→ **Directive**:
Repeat the listing that follows, character for character, minus the pictures.
** start of Given records **
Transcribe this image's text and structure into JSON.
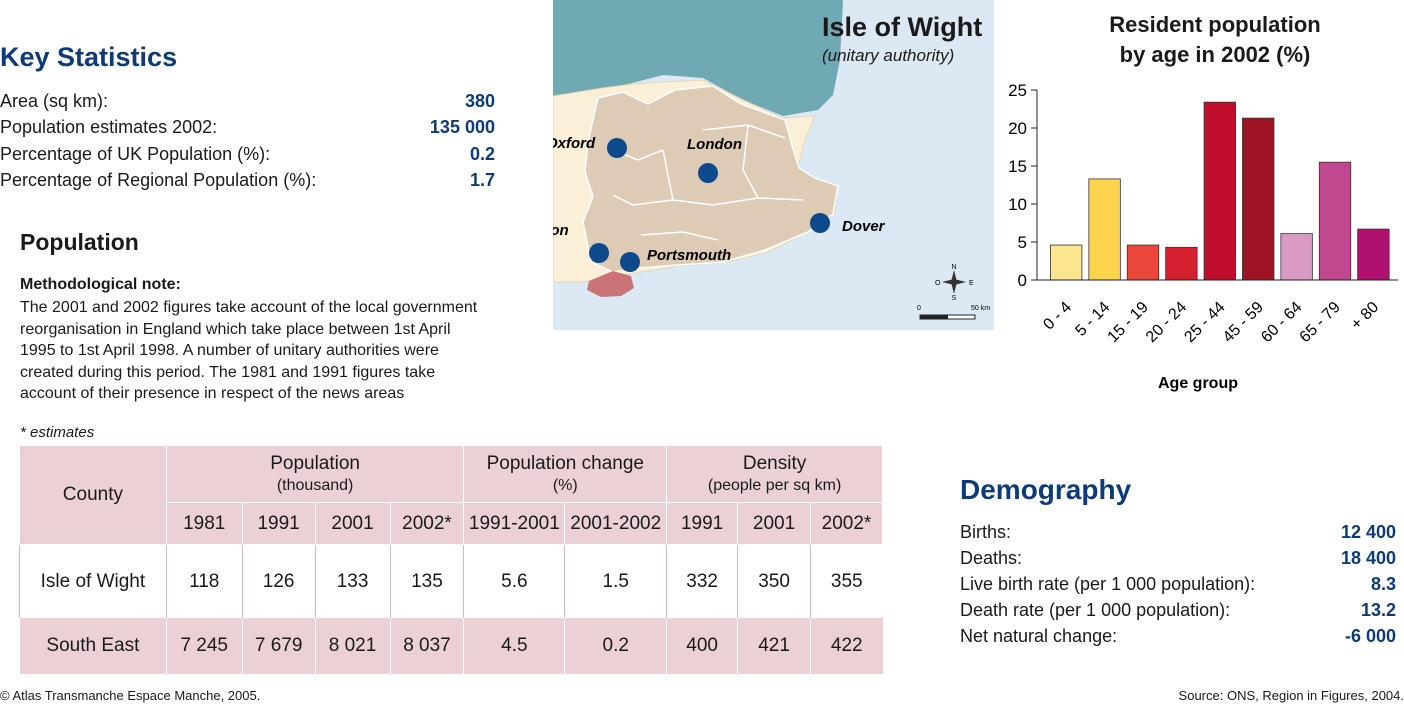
{
  "key_statistics": {
    "title": "Key Statistics",
    "rows": [
      {
        "label": "Area (sq km):",
        "value": "380"
      },
      {
        "label": "Population estimates 2002:",
        "value": "135 000"
      },
      {
        "label": "Percentage of UK Population (%):",
        "value": "0.2"
      },
      {
        "label": "Percentage of Regional Population (%):",
        "value": "1.7"
      }
    ]
  },
  "population": {
    "title": "Population",
    "note_title": "Methodological note:",
    "note_lines": [
      "The 2001 and 2002 figures take account of the local government",
      "reorganisation in England which take place between 1st April",
      "1995 to 1st April 1998. A number of unitary authorities were",
      "created during this period. The 1981 and 1991 figures take",
      "account of their presence in respect of the news areas"
    ],
    "estimates_note": "* estimates"
  },
  "table": {
    "county_header": "County",
    "groups": [
      {
        "label": "Population",
        "sub": "(thousand)"
      },
      {
        "label": "Population change",
        "sub": "(%)"
      },
      {
        "label": "Density",
        "sub": "(people per sq km)"
      }
    ],
    "columns": [
      "1981",
      "1991",
      "2001",
      "2002*",
      "1991-2001",
      "2001-2002",
      "1991",
      "2001",
      "2002*"
    ],
    "rows": [
      {
        "county": "Isle of Wight",
        "values": [
          "118",
          "126",
          "133",
          "135",
          "5.6",
          "1.5",
          "332",
          "350",
          "355"
        ]
      },
      {
        "county": "South East",
        "values": [
          "7 245",
          "7 679",
          "8 021",
          "8 037",
          "4.5",
          "0.2",
          "400",
          "421",
          "422"
        ]
      }
    ]
  },
  "map": {
    "title": "Isle of Wight",
    "subtitle": "(unitary authority)",
    "cities": [
      "Oxford",
      "London",
      "Southampton",
      "Portsmouth",
      "Dover"
    ],
    "scale_start": "0",
    "scale_end": "50 km",
    "compass": {
      "n": "N",
      "s": "S",
      "e": "E",
      "w": "O"
    },
    "colors": {
      "sea_top": "#6fa9b3",
      "sea": "#dce9f4",
      "land": "#fbf0d7",
      "region": "#ddcbb5",
      "highlight": "#c97378",
      "dot": "#0d4a8c"
    }
  },
  "chart_data": {
    "type": "bar",
    "title": "Resident population by age in 2002 (%)",
    "title_lines": [
      "Resident population",
      "by age in 2002 (%)"
    ],
    "xlabel": "Age group",
    "ylabel": "",
    "ylim": [
      0,
      25
    ],
    "yticks": [
      "0",
      "5",
      "10",
      "15",
      "20",
      "25"
    ],
    "categories": [
      "0 - 4",
      "5 - 14",
      "15 - 19",
      "20 - 24",
      "25 - 44",
      "45 - 59",
      "60 - 64",
      "65 - 79",
      "+ 80"
    ],
    "values": [
      4.6,
      13.3,
      4.6,
      4.3,
      23.4,
      21.3,
      6.1,
      15.5,
      6.7
    ],
    "colors": [
      "#fbe58f",
      "#fdd34e",
      "#e8473a",
      "#d61f2f",
      "#bf0d2c",
      "#9e1424",
      "#d99bc3",
      "#c1488f",
      "#b0106f"
    ]
  },
  "demography": {
    "title": "Demography",
    "rows": [
      {
        "label": "Births:",
        "value": "12 400"
      },
      {
        "label": "Deaths:",
        "value": "18 400"
      },
      {
        "label": "Live birth rate (per 1 000 population):",
        "value": "8.3"
      },
      {
        "label": "Death rate (per 1 000 population):",
        "value": "13.2"
      },
      {
        "label": "Net natural change:",
        "value": "-6 000"
      }
    ]
  },
  "footer": {
    "copyright": "© Atlas Transmanche Espace Manche, 2005.",
    "source": "Source: ONS, Region in Figures, 2004."
  }
}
** end of Given records **
→ **Result**:
Transcribe this image's text and structure into JSON.
{
  "key_statistics": {
    "title": "Key Statistics",
    "rows": [
      {
        "label": "Area (sq km):",
        "value": "380"
      },
      {
        "label": "Population estimates 2002:",
        "value": "135 000"
      },
      {
        "label": "Percentage of UK Population (%):",
        "value": "0.2"
      },
      {
        "label": "Percentage of Regional Population (%):",
        "value": "1.7"
      }
    ]
  },
  "population": {
    "title": "Population",
    "note_title": "Methodological note:",
    "note_lines": [
      "The 2001 and 2002 figures take account of the local government",
      "reorganisation in England which take place between 1st April",
      "1995 to 1st April 1998. A number of unitary authorities were",
      "created during this period. The 1981 and 1991 figures take",
      "account of their presence in respect of the news areas"
    ],
    "estimates_note": "* estimates"
  },
  "table": {
    "county_header": "County",
    "groups": [
      {
        "label": "Population",
        "sub": "(thousand)"
      },
      {
        "label": "Population change",
        "sub": "(%)"
      },
      {
        "label": "Density",
        "sub": "(people per sq km)"
      }
    ],
    "columns": [
      "1981",
      "1991",
      "2001",
      "2002*",
      "1991-2001",
      "2001-2002",
      "1991",
      "2001",
      "2002*"
    ],
    "rows": [
      {
        "county": "Isle of Wight",
        "values": [
          "118",
          "126",
          "133",
          "135",
          "5.6",
          "1.5",
          "332",
          "350",
          "355"
        ]
      },
      {
        "county": "South East",
        "values": [
          "7 245",
          "7 679",
          "8 021",
          "8 037",
          "4.5",
          "0.2",
          "400",
          "421",
          "422"
        ]
      }
    ]
  },
  "map": {
    "title": "Isle of Wight",
    "subtitle": "(unitary authority)",
    "cities": [
      "Oxford",
      "London",
      "Southampton",
      "Portsmouth",
      "Dover"
    ],
    "scale_start": "0",
    "scale_end": "50 km",
    "compass": {
      "n": "N",
      "s": "S",
      "e": "E",
      "w": "O"
    },
    "colors": {
      "sea_top": "#6fa9b3",
      "sea": "#dce9f4",
      "land": "#fbf0d7",
      "region": "#ddcbb5",
      "highlight": "#c97378",
      "dot": "#0d4a8c"
    }
  },
  "chart_data": {
    "type": "bar",
    "title": "Resident population by age in 2002 (%)",
    "title_lines": [
      "Resident population",
      "by age in 2002 (%)"
    ],
    "xlabel": "Age group",
    "ylabel": "",
    "ylim": [
      0,
      25
    ],
    "yticks": [
      "0",
      "5",
      "10",
      "15",
      "20",
      "25"
    ],
    "categories": [
      "0 - 4",
      "5 - 14",
      "15 - 19",
      "20 - 24",
      "25 - 44",
      "45 - 59",
      "60 - 64",
      "65 - 79",
      "+ 80"
    ],
    "values": [
      4.6,
      13.3,
      4.6,
      4.3,
      23.4,
      21.3,
      6.1,
      15.5,
      6.7
    ],
    "colors": [
      "#fbe58f",
      "#fdd34e",
      "#e8473a",
      "#d61f2f",
      "#bf0d2c",
      "#9e1424",
      "#d99bc3",
      "#c1488f",
      "#b0106f"
    ]
  },
  "demography": {
    "title": "Demography",
    "rows": [
      {
        "label": "Births:",
        "value": "12 400"
      },
      {
        "label": "Deaths:",
        "value": "18 400"
      },
      {
        "label": "Live birth rate (per 1 000 population):",
        "value": "8.3"
      },
      {
        "label": "Death rate (per 1 000 population):",
        "value": "13.2"
      },
      {
        "label": "Net natural change:",
        "value": "-6 000"
      }
    ]
  },
  "footer": {
    "copyright": "© Atlas Transmanche Espace Manche, 2005.",
    "source": "Source: ONS, Region in Figures, 2004."
  }
}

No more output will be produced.